**Given exercise**
Give the total number of lines with the word "icon" in them, and no other words.

**Dataset content**
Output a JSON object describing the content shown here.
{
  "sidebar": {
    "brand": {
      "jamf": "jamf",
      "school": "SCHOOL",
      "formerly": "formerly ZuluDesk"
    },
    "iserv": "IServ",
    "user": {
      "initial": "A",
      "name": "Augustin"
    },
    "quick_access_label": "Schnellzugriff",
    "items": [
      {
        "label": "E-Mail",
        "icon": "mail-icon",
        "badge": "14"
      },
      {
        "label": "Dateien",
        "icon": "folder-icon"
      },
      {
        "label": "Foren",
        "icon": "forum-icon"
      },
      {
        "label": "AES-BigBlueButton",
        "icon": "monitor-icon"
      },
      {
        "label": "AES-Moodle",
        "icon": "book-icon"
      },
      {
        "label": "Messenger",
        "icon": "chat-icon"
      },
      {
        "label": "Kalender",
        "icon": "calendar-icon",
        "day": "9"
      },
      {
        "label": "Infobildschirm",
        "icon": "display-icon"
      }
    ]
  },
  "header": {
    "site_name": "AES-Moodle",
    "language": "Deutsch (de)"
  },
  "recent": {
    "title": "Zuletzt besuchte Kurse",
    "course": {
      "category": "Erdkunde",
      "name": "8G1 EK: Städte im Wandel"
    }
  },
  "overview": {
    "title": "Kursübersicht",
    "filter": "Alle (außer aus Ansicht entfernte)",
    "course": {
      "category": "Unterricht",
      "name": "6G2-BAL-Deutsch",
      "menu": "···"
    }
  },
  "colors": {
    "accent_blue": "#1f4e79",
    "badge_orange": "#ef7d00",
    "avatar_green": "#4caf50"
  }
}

**Full answer**
8